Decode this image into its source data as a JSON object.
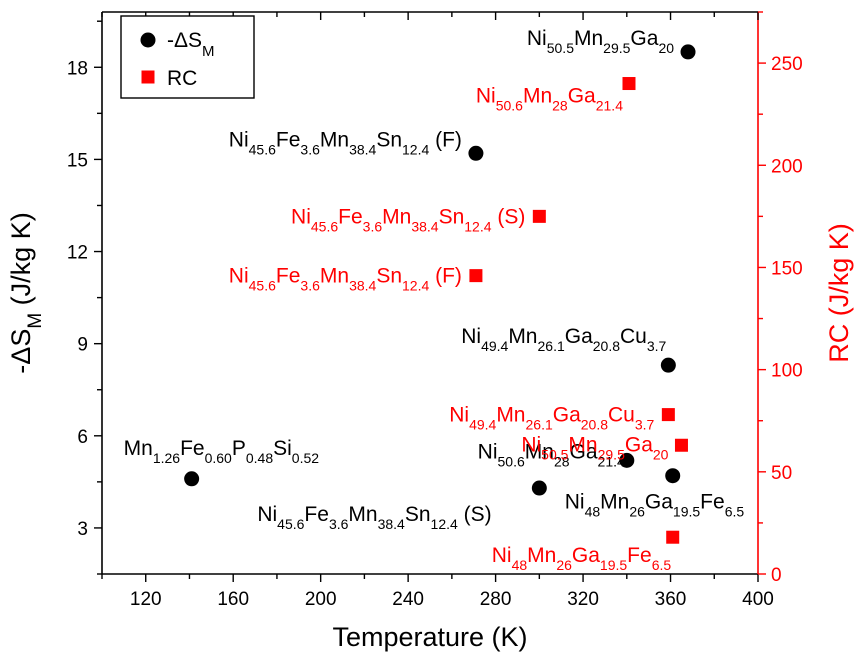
{
  "colors": {
    "left_series": "#000000",
    "right_series": "#ff0000",
    "axis_left": "#000000",
    "axis_right": "#ff0000"
  },
  "chart_data": {
    "type": "scatter",
    "title": "",
    "xlabel": "Temperature (K)",
    "xlim": [
      100,
      400
    ],
    "xticks": [
      120,
      160,
      200,
      240,
      280,
      320,
      360,
      400
    ],
    "ylabel_left": {
      "prefix": "-ΔS",
      "sub": "M",
      "suffix": " (J/kg K)"
    },
    "ylim_left": [
      1.5,
      19.8
    ],
    "yticks_left": [
      3,
      6,
      9,
      12,
      15,
      18
    ],
    "ylabel_right": "RC (J/kg K)",
    "ylim_right": [
      0,
      275
    ],
    "yticks_right": [
      0,
      50,
      100,
      150,
      200,
      250
    ],
    "grid": false,
    "legend_position": "top-left",
    "series": [
      {
        "name": {
          "prefix": "-ΔS",
          "sub": "M"
        },
        "axis": "left",
        "marker": "circle",
        "color": "#000000",
        "points": [
          {
            "x": 368,
            "y": 18.5,
            "label": [
              [
                "Ni",
                "50.5"
              ],
              [
                "Mn",
                "29.5"
              ],
              [
                "Ga",
                "20"
              ]
            ],
            "suffix": ""
          },
          {
            "x": 271,
            "y": 15.2,
            "label": [
              [
                "Ni",
                "45.6"
              ],
              [
                "Fe",
                "3.6"
              ],
              [
                "Mn",
                "38.4"
              ],
              [
                "Sn",
                "12.4"
              ]
            ],
            "suffix": " (F)"
          },
          {
            "x": 359,
            "y": 8.3,
            "label": [
              [
                "Ni",
                "49.4"
              ],
              [
                "Mn",
                "26.1"
              ],
              [
                "Ga",
                "20.8"
              ],
              [
                "Cu",
                "3.7"
              ]
            ],
            "suffix": ""
          },
          {
            "x": 340,
            "y": 5.2,
            "label": [
              [
                "Ni",
                "50.6"
              ],
              [
                "Mn",
                "28"
              ],
              [
                "Ga",
                "21.4"
              ]
            ],
            "suffix": ""
          },
          {
            "x": 141,
            "y": 4.6,
            "label": [
              [
                "Mn",
                "1.26"
              ],
              [
                "Fe",
                "0.60"
              ],
              [
                "P",
                "0.48"
              ],
              [
                "Si",
                "0.52"
              ]
            ],
            "suffix": ""
          },
          {
            "x": 300,
            "y": 4.3,
            "label": [
              [
                "Ni",
                "45.6"
              ],
              [
                "Fe",
                "3.6"
              ],
              [
                "Mn",
                "38.4"
              ],
              [
                "Sn",
                "12.4"
              ]
            ],
            "suffix": " (S)"
          },
          {
            "x": 361,
            "y": 4.7,
            "label": [
              [
                "Ni",
                "48"
              ],
              [
                "Mn",
                "26"
              ],
              [
                "Ga",
                "19.5"
              ],
              [
                "Fe",
                "6.5"
              ]
            ],
            "suffix": ""
          }
        ]
      },
      {
        "name": "RC",
        "axis": "right",
        "marker": "square",
        "color": "#ff0000",
        "points": [
          {
            "x": 341,
            "y": 240,
            "label": [
              [
                "Ni",
                "50.6"
              ],
              [
                "Mn",
                "28"
              ],
              [
                "Ga",
                "21.4"
              ]
            ],
            "suffix": ""
          },
          {
            "x": 300,
            "y": 175,
            "label": [
              [
                "Ni",
                "45.6"
              ],
              [
                "Fe",
                "3.6"
              ],
              [
                "Mn",
                "38.4"
              ],
              [
                "Sn",
                "12.4"
              ]
            ],
            "suffix": " (S)"
          },
          {
            "x": 271,
            "y": 146,
            "label": [
              [
                "Ni",
                "45.6"
              ],
              [
                "Fe",
                "3.6"
              ],
              [
                "Mn",
                "38.4"
              ],
              [
                "Sn",
                "12.4"
              ]
            ],
            "suffix": " (F)"
          },
          {
            "x": 359,
            "y": 78,
            "label": [
              [
                "Ni",
                "49.4"
              ],
              [
                "Mn",
                "26.1"
              ],
              [
                "Ga",
                "20.8"
              ],
              [
                "Cu",
                "3.7"
              ]
            ],
            "suffix": ""
          },
          {
            "x": 365,
            "y": 63,
            "label": [
              [
                "Ni",
                "50.5"
              ],
              [
                "Mn",
                "29.5"
              ],
              [
                "Ga",
                "20"
              ]
            ],
            "suffix": ""
          },
          {
            "x": 361,
            "y": 18,
            "label": [
              [
                "Ni",
                "48"
              ],
              [
                "Mn",
                "26"
              ],
              [
                "Ga",
                "19.5"
              ],
              [
                "Fe",
                "6.5"
              ]
            ],
            "suffix": ""
          }
        ]
      }
    ]
  }
}
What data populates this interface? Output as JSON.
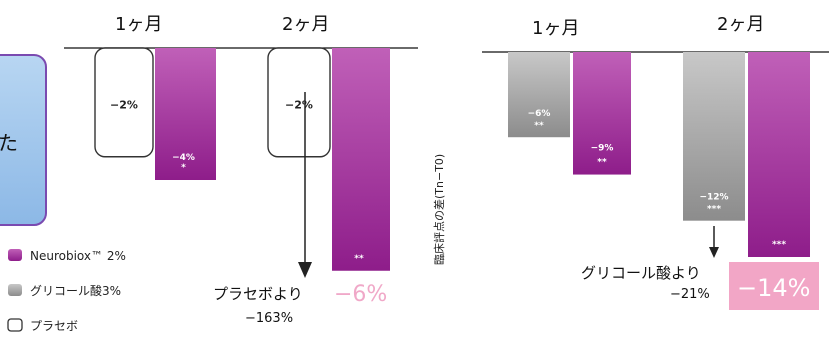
{
  "colors": {
    "neurobiox": "#8e1d8a",
    "neurobiox_light": "#c060b8",
    "glycolic": "#8c8c8c",
    "glycolic_light": "#c8c8c8",
    "placebo_stroke": "#333333",
    "pink": "#f0a8c8",
    "pink_box": "#f2a6c6",
    "side_box_fill": "#9cc4ea",
    "side_box_stroke": "#7a4ab0"
  },
  "side_box_text": "た",
  "legend": [
    {
      "label": "Neurobiox™ 2%",
      "style": "neurobiox"
    },
    {
      "label": "グリコール酸3%",
      "style": "glycolic"
    },
    {
      "label": "プラセボ",
      "style": "placebo"
    }
  ],
  "left_note": {
    "line1": "プラセボより",
    "line2": "−163%"
  },
  "left_big": "−6%",
  "y_axis_label": "臨床評点の差(Tn−T0)",
  "right_note": {
    "line1": "グリコール酸より",
    "line2": "−21%"
  },
  "right_big": "−14%",
  "chart_data": [
    {
      "type": "bar",
      "categories": [
        "1ヶ月",
        "2ヶ月"
      ],
      "series": [
        {
          "name": "プラセボ",
          "values": [
            -2,
            -2
          ],
          "labels": [
            "−2%",
            "−2%"
          ],
          "marks": [
            "",
            ""
          ]
        },
        {
          "name": "Neurobiox™ 2%",
          "values": [
            -4,
            -6
          ],
          "labels": [
            "−4%",
            ""
          ],
          "marks": [
            "*",
            "**"
          ]
        }
      ]
    },
    {
      "type": "bar",
      "categories": [
        "1ヶ月",
        "2ヶ月"
      ],
      "series": [
        {
          "name": "グリコール酸3%",
          "values": [
            -6,
            -12
          ],
          "labels": [
            "−6%",
            "−12%"
          ],
          "marks": [
            "**",
            "***"
          ]
        },
        {
          "name": "Neurobiox™ 2%",
          "values": [
            -9,
            -14
          ],
          "labels": [
            "−9%",
            ""
          ],
          "marks": [
            "**",
            "***"
          ]
        }
      ]
    }
  ]
}
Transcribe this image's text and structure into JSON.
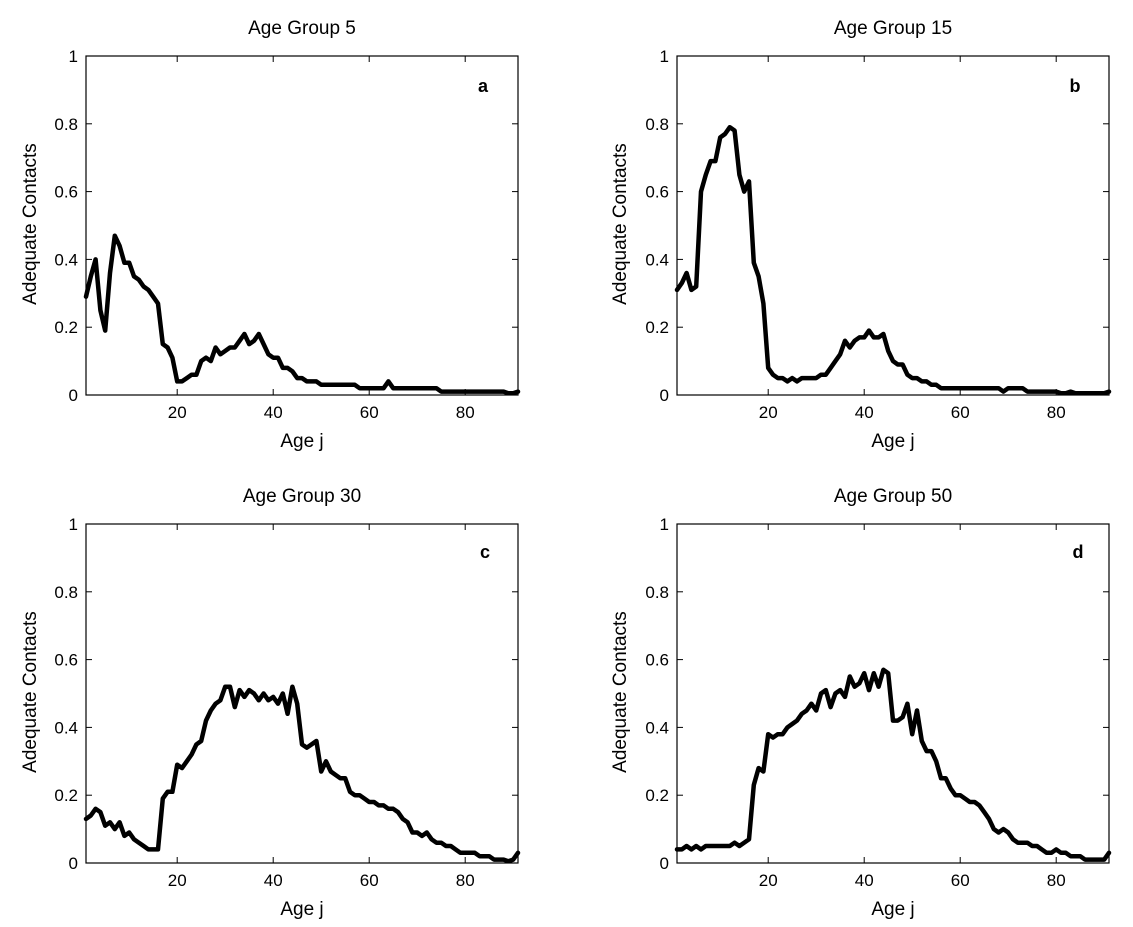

● **Exercise directions**
Extract the run of lines beginning with the line that holds "What data populates" and ending at the last line of the data, inclusive. Exclude any pictures from the copy.

● **Response below**
What data populates this interface? Output as JSON.
{
  "colors": {
    "neurobiox": "#8e1d8a",
    "neurobiox_light": "#c060b8",
    "glycolic": "#8c8c8c",
    "glycolic_light": "#c8c8c8",
    "placebo_stroke": "#333333",
    "pink": "#f0a8c8",
    "pink_box": "#f2a6c6",
    "side_box_fill": "#9cc4ea",
    "side_box_stroke": "#7a4ab0"
  },
  "side_box_text": "た",
  "legend": [
    {
      "label": "Neurobiox™ 2%",
      "style": "neurobiox"
    },
    {
      "label": "グリコール酸3%",
      "style": "glycolic"
    },
    {
      "label": "プラセボ",
      "style": "placebo"
    }
  ],
  "left_note": {
    "line1": "プラセボより",
    "line2": "−163%"
  },
  "left_big": "−6%",
  "y_axis_label": "臨床評点の差(Tn−T0)",
  "right_note": {
    "line1": "グリコール酸より",
    "line2": "−21%"
  },
  "right_big": "−14%",
  "chart_data": [
    {
      "type": "bar",
      "categories": [
        "1ヶ月",
        "2ヶ月"
      ],
      "series": [
        {
          "name": "プラセボ",
          "values": [
            -2,
            -2
          ],
          "labels": [
            "−2%",
            "−2%"
          ],
          "marks": [
            "",
            ""
          ]
        },
        {
          "name": "Neurobiox™ 2%",
          "values": [
            -4,
            -6
          ],
          "labels": [
            "−4%",
            ""
          ],
          "marks": [
            "*",
            "**"
          ]
        }
      ]
    },
    {
      "type": "bar",
      "categories": [
        "1ヶ月",
        "2ヶ月"
      ],
      "series": [
        {
          "name": "グリコール酸3%",
          "values": [
            -6,
            -12
          ],
          "labels": [
            "−6%",
            "−12%"
          ],
          "marks": [
            "**",
            "***"
          ]
        },
        {
          "name": "Neurobiox™ 2%",
          "values": [
            -9,
            -14
          ],
          "labels": [
            "−9%",
            ""
          ],
          "marks": [
            "**",
            "***"
          ]
        }
      ]
    }
  ]
}
Transcribe this image's text and structure into JSON.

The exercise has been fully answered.